TASK BRIEF -> Report only the number of lines that hold the word "Pseudodesinencias".

ENTRIES SUPPLIED ->
+ + +
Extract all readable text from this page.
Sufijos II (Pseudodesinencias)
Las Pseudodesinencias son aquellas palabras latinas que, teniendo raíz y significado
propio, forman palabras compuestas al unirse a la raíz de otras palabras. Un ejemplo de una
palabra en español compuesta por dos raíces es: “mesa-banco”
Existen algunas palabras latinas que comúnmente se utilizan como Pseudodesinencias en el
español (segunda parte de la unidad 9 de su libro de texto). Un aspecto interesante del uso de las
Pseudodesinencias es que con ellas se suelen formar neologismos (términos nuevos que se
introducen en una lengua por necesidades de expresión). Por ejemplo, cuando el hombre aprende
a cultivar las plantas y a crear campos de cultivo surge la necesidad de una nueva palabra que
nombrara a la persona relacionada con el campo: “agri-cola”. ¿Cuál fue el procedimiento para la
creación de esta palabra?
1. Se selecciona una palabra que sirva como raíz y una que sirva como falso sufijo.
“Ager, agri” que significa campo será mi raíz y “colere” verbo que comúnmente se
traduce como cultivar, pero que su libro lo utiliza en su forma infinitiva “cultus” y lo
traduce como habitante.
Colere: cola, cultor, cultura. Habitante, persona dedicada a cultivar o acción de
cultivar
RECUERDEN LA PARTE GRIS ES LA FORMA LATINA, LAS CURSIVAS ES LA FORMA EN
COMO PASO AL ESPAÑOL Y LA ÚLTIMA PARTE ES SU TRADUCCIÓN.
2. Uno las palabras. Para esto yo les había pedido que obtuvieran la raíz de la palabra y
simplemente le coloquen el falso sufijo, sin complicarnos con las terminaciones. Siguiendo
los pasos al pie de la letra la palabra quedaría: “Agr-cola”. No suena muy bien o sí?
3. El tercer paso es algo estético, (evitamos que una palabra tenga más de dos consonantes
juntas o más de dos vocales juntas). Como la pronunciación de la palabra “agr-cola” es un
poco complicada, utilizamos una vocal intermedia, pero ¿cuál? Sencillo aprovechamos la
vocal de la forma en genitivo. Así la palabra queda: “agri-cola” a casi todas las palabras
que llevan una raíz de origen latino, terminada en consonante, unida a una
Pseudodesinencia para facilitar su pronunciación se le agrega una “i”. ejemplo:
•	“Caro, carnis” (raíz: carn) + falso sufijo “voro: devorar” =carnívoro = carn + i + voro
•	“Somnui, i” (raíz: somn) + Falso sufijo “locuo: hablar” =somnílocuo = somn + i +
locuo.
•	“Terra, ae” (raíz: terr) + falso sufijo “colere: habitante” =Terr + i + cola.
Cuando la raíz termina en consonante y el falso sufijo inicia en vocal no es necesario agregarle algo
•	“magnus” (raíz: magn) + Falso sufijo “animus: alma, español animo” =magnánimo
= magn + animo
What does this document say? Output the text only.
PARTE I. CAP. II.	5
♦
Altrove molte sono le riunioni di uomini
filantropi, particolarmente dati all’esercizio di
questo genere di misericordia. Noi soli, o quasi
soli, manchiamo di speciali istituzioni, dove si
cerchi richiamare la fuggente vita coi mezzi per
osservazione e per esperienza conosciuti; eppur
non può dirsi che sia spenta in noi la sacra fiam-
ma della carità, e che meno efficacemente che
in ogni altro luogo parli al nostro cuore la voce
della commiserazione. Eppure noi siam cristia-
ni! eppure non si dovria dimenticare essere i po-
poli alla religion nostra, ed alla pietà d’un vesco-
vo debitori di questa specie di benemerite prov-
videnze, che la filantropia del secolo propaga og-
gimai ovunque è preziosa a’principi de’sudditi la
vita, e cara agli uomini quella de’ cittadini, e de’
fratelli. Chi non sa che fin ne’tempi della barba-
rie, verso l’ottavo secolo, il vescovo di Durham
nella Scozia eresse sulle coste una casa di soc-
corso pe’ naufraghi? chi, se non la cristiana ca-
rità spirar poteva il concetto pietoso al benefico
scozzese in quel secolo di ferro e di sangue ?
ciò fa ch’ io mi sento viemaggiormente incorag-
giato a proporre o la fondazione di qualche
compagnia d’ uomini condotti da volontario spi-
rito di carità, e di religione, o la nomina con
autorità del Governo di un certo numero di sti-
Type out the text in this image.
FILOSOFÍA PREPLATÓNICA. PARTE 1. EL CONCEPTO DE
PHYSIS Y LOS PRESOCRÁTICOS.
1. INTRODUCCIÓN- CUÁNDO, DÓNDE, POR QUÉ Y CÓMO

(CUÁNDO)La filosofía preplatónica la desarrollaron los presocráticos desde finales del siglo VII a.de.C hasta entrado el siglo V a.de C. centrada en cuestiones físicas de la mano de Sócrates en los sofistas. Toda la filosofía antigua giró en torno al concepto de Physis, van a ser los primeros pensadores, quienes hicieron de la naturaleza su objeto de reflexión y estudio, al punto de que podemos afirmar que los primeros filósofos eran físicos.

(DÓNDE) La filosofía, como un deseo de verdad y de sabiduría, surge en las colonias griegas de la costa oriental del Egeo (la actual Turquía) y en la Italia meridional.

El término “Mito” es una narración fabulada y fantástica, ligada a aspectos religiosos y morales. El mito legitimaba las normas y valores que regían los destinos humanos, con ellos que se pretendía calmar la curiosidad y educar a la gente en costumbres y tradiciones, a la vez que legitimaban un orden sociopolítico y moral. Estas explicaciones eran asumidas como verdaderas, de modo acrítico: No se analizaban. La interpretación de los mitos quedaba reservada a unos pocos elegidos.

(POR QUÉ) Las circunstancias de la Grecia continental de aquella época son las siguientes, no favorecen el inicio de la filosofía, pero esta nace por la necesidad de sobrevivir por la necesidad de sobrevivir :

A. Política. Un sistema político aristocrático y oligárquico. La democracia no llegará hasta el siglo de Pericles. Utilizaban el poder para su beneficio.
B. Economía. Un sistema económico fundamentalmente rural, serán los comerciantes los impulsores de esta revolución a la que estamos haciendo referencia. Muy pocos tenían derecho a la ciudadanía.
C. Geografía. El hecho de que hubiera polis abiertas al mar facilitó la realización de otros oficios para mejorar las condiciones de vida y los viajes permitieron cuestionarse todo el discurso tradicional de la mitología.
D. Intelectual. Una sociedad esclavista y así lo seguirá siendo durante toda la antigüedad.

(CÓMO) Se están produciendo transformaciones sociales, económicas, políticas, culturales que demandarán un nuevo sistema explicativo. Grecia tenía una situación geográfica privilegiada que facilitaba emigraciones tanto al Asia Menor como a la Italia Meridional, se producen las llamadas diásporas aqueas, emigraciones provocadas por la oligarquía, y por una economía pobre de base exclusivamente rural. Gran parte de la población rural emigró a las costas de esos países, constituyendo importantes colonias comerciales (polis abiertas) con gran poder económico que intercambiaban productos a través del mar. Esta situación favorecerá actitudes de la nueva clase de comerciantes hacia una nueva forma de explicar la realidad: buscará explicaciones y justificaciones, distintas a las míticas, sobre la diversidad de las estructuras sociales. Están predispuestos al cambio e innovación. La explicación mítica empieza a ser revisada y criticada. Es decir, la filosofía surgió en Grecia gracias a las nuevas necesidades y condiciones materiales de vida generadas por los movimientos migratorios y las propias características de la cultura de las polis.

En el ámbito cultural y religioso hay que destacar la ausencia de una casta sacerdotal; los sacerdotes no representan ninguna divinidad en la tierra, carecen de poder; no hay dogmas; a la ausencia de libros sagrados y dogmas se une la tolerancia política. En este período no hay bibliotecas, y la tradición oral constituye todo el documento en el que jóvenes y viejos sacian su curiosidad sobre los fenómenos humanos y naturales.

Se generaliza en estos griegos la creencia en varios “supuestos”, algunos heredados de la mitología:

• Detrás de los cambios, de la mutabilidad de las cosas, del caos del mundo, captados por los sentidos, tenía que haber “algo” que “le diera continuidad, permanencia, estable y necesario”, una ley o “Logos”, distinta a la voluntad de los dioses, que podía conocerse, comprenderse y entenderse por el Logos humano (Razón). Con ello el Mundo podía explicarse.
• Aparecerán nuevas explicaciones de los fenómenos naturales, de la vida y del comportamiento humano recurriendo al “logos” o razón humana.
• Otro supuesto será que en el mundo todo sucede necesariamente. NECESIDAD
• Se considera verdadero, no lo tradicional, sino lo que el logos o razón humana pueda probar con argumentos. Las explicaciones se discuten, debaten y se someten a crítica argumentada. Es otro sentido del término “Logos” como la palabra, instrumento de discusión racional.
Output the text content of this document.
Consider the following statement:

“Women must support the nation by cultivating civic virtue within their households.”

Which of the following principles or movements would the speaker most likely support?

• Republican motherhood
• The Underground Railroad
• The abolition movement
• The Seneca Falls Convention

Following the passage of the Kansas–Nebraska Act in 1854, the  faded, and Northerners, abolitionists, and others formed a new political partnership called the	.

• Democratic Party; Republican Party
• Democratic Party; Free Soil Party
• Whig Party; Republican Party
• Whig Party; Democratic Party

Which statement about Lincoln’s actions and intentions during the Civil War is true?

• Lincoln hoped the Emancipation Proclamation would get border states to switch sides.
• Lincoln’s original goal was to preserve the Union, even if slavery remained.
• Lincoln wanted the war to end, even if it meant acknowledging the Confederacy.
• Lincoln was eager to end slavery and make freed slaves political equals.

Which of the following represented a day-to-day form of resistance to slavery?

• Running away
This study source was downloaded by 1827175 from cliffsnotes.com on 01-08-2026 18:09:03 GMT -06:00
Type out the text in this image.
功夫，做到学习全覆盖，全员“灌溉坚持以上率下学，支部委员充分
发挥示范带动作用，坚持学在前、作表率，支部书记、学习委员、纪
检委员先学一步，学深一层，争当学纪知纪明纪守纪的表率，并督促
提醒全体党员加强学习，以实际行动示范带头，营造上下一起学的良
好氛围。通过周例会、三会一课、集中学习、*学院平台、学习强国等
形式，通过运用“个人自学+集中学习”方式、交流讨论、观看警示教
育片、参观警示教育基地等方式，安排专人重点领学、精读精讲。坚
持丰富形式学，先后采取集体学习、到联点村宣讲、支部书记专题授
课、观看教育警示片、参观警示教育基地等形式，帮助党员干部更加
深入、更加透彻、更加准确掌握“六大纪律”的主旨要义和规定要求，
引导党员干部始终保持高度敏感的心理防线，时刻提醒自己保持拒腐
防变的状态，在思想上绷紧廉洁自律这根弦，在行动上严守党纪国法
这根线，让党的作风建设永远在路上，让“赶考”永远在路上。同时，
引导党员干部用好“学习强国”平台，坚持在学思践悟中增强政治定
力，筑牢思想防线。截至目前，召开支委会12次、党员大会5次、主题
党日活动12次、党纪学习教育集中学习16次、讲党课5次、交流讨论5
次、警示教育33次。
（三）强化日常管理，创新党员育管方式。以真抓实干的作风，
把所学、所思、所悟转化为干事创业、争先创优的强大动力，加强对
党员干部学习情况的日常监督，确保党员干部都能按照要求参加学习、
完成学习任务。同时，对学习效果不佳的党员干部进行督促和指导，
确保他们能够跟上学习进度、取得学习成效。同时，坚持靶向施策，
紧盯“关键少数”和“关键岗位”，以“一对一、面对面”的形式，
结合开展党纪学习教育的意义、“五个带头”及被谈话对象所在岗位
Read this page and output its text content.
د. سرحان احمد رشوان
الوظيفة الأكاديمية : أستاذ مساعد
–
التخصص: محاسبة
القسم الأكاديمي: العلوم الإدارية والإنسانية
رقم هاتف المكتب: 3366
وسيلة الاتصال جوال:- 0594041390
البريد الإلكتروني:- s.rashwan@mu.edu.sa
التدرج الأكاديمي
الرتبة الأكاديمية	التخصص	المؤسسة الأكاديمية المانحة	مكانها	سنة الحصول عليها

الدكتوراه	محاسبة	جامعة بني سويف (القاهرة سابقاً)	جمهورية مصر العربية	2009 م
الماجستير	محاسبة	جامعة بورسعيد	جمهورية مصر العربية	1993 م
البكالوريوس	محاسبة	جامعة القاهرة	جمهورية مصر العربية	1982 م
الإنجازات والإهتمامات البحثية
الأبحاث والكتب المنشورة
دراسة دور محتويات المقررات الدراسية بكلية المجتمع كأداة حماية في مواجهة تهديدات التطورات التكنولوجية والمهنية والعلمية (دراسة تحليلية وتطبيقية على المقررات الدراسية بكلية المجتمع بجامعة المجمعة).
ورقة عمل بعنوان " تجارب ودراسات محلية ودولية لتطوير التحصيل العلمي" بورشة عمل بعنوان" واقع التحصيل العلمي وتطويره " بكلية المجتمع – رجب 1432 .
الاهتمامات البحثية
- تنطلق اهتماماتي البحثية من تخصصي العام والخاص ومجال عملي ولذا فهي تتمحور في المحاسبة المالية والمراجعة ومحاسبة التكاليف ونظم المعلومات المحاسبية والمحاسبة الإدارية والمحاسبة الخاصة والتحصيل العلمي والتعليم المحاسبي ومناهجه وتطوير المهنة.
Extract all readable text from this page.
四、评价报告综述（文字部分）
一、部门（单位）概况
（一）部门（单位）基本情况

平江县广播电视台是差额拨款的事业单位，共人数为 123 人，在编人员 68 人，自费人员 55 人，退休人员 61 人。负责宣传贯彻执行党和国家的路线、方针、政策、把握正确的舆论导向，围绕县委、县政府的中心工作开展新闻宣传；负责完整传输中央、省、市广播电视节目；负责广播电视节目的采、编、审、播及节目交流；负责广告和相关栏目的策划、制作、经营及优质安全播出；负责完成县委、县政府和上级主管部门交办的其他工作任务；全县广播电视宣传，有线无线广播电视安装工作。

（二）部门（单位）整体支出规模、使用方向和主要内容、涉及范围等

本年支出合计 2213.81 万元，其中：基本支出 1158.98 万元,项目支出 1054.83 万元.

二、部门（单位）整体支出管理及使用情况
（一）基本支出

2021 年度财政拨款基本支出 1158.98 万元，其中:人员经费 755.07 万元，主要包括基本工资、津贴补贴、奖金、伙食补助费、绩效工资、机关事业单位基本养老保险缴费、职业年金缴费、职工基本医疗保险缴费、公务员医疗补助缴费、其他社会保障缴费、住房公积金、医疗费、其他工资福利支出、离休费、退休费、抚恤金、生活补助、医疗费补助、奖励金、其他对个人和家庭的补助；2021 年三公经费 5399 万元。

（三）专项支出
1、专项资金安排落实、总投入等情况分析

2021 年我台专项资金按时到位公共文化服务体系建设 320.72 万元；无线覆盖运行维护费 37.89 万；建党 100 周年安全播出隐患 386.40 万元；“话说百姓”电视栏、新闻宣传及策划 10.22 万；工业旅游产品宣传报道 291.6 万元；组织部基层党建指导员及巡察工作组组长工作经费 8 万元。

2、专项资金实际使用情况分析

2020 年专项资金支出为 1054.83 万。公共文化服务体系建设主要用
+ + +
EXERCISE RESPONSE -> 4